[A run of records]

━━━━

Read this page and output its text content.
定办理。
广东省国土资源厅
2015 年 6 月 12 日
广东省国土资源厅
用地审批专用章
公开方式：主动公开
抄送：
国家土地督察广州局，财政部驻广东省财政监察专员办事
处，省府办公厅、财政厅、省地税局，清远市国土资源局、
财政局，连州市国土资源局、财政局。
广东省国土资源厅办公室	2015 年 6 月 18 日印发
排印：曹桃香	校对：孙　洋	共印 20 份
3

━━━━

> _Task goal_
The records above should be returned exactly.

> _Task answer_
Read this page and output its text content.
定办理。
广东省国土资源厅
2015 年 6 月 12 日
广东省国土资源厅
用地审批专用章
公开方式：主动公开
抄送：
国家土地督察广州局，财政部驻广东省财政监察专员办事
处，省府办公厅、财政厅、省地税局，清远市国土资源局、
财政局，连州市国土资源局、财政局。
广东省国土资源厅办公室	2015 年 6 月 18 日印发
排印：曹桃香	校对：孙　洋	共印 20 份
3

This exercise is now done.